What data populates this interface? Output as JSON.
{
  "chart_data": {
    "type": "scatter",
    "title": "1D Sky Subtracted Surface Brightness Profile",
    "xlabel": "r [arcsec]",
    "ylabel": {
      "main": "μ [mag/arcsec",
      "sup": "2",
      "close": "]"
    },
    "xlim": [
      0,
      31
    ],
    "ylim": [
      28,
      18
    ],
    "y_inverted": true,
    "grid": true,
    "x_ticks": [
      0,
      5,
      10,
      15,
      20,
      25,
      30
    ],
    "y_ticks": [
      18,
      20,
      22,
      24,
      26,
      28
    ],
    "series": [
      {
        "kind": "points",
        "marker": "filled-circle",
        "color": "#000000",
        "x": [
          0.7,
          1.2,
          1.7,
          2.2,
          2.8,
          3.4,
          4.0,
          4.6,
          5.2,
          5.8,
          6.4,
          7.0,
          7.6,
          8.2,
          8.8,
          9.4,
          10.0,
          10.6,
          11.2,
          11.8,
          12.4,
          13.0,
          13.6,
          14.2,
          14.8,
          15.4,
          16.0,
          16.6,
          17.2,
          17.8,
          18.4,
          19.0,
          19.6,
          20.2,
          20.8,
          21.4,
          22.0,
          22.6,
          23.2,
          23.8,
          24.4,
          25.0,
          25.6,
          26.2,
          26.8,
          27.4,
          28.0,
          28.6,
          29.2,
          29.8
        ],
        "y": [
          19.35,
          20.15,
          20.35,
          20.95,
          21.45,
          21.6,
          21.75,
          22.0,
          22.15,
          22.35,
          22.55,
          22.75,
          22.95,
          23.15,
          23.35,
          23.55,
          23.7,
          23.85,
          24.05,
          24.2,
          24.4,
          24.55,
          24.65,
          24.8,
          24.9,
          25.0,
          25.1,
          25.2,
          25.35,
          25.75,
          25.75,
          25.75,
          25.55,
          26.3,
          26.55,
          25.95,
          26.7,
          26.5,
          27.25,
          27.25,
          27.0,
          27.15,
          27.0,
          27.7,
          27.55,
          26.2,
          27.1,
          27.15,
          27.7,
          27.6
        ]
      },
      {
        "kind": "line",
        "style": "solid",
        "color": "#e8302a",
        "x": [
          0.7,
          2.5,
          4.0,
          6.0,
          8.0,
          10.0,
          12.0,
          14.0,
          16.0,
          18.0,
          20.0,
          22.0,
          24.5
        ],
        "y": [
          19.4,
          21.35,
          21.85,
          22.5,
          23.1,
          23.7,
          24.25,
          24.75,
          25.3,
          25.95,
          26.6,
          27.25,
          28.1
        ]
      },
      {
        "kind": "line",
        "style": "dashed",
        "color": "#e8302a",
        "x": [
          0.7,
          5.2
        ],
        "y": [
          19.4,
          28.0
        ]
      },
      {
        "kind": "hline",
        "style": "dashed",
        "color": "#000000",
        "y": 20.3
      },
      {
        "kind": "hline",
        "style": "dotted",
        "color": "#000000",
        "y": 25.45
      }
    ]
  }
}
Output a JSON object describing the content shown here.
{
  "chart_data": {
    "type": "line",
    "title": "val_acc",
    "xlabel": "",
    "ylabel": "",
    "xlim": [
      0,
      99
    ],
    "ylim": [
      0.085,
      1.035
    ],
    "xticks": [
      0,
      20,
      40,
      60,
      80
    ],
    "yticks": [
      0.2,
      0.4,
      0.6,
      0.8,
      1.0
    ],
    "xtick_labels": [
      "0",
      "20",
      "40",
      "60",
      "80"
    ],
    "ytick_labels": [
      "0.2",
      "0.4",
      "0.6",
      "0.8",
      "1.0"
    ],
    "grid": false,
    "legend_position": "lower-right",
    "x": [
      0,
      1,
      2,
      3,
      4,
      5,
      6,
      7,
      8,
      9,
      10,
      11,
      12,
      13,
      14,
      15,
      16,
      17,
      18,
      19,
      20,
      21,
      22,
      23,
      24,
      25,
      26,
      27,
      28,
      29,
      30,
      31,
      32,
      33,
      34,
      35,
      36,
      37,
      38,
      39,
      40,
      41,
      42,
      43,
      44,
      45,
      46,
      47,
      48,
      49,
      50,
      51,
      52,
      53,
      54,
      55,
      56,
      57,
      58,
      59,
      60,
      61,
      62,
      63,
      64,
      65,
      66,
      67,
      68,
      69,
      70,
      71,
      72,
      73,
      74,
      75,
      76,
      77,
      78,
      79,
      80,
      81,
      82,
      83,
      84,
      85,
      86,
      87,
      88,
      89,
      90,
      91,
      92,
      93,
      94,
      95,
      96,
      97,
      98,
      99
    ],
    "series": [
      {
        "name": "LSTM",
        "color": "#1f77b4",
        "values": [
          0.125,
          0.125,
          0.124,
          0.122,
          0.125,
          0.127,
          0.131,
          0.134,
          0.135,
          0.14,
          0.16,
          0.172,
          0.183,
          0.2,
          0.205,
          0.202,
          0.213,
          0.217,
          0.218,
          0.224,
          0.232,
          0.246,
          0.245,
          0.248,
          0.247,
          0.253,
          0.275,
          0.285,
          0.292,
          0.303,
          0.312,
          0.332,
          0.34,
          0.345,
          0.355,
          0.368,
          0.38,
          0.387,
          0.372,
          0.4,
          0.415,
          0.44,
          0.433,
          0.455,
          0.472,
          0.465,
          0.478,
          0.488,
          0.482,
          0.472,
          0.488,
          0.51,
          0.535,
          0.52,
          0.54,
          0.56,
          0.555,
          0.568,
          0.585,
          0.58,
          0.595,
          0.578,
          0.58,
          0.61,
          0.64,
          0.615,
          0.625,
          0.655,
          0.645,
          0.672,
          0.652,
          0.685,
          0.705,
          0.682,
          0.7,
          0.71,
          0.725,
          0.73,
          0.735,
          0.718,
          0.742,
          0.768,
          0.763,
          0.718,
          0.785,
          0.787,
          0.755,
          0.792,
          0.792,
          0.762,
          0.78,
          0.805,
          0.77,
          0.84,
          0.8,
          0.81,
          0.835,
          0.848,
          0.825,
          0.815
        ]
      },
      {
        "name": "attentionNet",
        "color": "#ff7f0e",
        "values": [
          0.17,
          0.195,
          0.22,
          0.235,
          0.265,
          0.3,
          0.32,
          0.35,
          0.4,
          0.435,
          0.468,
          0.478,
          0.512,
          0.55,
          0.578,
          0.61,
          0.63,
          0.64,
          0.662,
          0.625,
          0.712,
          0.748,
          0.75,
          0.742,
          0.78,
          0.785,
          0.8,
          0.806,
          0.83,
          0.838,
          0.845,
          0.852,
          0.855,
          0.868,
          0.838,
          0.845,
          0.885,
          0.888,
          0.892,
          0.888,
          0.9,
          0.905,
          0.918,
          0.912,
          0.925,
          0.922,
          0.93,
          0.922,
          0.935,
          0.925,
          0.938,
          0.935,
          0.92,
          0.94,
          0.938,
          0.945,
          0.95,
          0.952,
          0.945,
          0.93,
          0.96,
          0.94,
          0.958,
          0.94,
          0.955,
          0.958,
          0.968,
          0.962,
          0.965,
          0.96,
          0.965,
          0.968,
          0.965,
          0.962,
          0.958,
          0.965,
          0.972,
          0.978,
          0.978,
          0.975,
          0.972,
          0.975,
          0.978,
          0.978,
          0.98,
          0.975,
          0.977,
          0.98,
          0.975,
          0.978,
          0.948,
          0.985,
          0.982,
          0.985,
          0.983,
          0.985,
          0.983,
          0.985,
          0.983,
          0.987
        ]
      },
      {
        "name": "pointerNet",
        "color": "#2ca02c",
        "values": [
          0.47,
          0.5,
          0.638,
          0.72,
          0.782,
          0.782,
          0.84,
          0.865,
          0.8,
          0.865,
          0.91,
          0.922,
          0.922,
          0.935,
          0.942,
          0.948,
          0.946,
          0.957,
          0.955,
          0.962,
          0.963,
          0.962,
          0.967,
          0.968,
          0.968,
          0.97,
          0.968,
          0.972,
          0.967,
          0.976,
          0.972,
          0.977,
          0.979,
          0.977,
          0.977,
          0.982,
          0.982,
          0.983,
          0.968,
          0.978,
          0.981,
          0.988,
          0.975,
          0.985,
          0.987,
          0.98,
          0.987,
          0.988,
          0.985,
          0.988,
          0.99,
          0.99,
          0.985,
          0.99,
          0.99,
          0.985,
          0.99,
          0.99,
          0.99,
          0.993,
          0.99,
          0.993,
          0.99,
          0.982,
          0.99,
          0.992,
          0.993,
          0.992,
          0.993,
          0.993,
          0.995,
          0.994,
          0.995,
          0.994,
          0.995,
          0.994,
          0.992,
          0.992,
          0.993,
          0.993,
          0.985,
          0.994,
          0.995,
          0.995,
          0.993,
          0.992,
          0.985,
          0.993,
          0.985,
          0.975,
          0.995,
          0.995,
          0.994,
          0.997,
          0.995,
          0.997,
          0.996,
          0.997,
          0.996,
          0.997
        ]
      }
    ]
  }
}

* **Exercise goal**
List each line of the entries that holds the string "title".

* **Exercise result**
    "title": "1D Sky Subtracted Surface Brightness Profile",
    "title": "val_acc",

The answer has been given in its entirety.